Exercise brief
Count the lines of the records that contain the string "series" and give only the number.

┌──

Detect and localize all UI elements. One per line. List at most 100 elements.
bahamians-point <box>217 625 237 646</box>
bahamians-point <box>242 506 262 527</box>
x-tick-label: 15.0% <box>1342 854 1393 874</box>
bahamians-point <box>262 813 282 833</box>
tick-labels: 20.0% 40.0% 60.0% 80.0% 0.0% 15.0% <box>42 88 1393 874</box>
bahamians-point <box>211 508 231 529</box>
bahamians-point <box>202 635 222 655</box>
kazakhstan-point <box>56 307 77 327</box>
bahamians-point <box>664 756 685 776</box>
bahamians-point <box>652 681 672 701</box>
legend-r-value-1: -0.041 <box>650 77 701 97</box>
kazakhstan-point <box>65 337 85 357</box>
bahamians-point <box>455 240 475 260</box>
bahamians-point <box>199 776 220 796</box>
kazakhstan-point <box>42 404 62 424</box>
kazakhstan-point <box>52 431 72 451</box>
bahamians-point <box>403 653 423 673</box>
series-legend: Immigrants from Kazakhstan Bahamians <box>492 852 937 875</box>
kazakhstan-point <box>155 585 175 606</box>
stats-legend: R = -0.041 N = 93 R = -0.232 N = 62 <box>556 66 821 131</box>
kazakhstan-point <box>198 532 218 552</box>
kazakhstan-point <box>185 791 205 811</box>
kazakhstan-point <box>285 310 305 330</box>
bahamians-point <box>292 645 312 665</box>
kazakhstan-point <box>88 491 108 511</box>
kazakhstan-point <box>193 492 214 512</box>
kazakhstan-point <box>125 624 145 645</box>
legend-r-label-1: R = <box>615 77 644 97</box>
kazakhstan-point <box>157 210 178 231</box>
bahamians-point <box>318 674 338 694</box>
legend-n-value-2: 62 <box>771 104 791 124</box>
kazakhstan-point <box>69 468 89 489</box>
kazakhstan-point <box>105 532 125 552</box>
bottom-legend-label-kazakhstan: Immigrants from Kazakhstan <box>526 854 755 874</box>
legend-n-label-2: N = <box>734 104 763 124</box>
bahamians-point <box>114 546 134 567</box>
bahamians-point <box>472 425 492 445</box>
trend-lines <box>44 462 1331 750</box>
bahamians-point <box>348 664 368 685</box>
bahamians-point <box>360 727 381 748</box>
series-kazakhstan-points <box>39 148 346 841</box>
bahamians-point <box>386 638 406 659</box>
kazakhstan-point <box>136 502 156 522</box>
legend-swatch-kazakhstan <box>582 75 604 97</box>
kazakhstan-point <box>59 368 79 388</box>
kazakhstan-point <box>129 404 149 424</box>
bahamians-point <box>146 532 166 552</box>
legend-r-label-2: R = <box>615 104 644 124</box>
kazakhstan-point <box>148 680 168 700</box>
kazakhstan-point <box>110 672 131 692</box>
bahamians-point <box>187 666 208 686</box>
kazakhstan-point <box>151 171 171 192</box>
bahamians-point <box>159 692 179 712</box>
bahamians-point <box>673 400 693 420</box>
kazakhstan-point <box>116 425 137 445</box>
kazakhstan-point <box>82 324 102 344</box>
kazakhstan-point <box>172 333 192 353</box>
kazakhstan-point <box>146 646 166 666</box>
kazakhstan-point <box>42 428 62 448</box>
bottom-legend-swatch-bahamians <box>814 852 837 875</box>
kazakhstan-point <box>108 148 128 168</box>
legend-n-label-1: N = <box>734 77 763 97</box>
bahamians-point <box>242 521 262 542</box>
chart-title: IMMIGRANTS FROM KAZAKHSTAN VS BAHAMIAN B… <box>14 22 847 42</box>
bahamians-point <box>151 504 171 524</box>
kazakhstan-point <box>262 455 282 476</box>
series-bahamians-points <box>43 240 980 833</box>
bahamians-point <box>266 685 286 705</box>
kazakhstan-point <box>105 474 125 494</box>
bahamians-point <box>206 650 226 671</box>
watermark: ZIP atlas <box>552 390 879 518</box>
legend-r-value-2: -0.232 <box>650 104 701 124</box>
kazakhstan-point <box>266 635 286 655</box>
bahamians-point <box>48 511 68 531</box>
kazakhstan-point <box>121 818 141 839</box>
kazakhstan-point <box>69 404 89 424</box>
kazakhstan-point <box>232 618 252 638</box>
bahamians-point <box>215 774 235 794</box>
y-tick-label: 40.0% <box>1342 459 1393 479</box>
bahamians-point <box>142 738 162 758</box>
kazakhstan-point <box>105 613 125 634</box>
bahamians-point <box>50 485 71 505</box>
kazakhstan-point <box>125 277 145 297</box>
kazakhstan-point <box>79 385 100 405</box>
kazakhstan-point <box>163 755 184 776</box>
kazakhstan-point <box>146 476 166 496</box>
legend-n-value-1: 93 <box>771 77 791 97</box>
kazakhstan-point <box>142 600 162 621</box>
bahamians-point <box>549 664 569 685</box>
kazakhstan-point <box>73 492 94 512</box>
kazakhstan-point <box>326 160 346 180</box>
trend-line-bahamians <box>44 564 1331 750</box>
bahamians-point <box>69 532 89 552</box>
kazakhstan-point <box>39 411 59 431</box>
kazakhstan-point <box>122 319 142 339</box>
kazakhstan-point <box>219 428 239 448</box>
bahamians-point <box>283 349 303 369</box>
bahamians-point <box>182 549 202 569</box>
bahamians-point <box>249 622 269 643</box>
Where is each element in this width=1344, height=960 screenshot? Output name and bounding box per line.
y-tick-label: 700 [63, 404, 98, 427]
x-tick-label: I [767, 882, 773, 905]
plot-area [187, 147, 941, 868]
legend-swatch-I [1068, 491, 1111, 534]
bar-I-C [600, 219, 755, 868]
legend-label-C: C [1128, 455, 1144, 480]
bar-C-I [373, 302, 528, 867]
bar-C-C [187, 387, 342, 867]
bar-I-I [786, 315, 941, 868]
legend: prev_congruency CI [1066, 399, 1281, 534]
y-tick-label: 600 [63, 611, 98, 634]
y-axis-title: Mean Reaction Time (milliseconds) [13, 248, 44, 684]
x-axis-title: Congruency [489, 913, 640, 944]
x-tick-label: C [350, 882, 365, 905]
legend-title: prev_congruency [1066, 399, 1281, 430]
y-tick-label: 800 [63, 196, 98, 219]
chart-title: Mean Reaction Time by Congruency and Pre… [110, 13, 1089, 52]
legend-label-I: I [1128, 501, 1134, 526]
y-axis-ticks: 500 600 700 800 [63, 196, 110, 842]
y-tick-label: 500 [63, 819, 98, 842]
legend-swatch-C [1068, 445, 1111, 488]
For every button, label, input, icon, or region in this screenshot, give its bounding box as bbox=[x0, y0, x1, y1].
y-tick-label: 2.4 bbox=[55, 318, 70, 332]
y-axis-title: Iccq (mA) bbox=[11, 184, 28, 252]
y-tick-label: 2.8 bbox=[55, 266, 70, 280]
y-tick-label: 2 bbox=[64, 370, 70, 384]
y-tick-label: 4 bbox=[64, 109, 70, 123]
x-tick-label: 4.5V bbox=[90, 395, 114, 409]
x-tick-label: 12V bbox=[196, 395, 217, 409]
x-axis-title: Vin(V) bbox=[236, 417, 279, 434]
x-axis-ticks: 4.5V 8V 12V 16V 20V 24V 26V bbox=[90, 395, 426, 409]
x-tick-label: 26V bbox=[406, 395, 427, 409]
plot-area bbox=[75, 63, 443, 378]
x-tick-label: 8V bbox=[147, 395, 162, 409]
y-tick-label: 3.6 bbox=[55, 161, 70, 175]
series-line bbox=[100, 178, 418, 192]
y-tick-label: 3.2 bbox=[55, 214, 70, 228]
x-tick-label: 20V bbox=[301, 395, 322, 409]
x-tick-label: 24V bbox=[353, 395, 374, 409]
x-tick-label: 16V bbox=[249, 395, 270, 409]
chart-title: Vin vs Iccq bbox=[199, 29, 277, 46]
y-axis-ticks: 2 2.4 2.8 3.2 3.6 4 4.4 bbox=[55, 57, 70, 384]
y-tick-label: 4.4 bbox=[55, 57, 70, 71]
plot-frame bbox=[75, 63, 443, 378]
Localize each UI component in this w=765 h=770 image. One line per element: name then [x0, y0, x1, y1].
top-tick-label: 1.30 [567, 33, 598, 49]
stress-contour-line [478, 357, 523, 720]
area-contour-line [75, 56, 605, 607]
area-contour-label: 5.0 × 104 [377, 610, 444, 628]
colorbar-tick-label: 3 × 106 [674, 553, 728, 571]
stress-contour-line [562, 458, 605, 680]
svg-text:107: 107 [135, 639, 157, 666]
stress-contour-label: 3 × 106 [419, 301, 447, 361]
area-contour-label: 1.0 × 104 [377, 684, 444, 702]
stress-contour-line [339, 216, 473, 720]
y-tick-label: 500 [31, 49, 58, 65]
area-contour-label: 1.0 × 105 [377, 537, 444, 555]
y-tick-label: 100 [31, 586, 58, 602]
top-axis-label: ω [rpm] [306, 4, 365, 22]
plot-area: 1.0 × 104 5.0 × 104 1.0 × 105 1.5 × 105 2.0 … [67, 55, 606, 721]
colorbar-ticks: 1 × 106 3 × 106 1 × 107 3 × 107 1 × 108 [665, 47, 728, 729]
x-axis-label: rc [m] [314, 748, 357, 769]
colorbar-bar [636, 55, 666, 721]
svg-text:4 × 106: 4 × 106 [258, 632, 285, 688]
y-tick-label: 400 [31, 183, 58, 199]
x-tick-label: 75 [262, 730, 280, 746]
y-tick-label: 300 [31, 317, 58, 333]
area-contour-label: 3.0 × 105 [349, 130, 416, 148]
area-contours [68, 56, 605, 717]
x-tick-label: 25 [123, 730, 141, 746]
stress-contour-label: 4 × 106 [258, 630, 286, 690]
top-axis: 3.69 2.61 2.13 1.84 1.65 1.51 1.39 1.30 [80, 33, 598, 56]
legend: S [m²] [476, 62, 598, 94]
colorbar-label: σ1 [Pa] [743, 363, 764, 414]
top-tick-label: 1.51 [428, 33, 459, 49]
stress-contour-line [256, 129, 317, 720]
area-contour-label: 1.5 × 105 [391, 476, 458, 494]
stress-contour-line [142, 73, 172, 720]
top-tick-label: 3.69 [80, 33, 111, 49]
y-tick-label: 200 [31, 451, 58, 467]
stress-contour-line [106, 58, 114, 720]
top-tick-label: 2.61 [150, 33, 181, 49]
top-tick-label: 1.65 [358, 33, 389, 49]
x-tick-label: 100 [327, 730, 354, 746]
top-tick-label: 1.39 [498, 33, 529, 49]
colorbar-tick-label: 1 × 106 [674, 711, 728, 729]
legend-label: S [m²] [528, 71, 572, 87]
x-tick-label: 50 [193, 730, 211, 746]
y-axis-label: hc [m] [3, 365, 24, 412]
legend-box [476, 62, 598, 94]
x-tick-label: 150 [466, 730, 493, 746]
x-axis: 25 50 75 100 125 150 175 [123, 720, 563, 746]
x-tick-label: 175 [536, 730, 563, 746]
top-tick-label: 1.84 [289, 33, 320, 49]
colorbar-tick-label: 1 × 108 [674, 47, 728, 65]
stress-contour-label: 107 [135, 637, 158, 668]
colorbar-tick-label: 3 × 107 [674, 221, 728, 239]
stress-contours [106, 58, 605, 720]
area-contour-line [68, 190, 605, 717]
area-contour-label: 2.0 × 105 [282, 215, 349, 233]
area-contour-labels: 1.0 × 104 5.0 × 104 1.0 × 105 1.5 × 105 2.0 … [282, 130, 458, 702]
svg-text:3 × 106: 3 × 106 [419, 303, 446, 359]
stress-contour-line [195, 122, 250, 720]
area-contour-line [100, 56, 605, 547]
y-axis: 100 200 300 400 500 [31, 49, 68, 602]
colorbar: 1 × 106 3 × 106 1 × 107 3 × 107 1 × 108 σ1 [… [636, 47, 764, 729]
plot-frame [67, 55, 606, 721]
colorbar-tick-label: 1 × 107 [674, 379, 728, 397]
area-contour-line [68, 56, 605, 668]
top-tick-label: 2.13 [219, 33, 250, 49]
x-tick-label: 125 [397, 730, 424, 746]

└──

Task result
4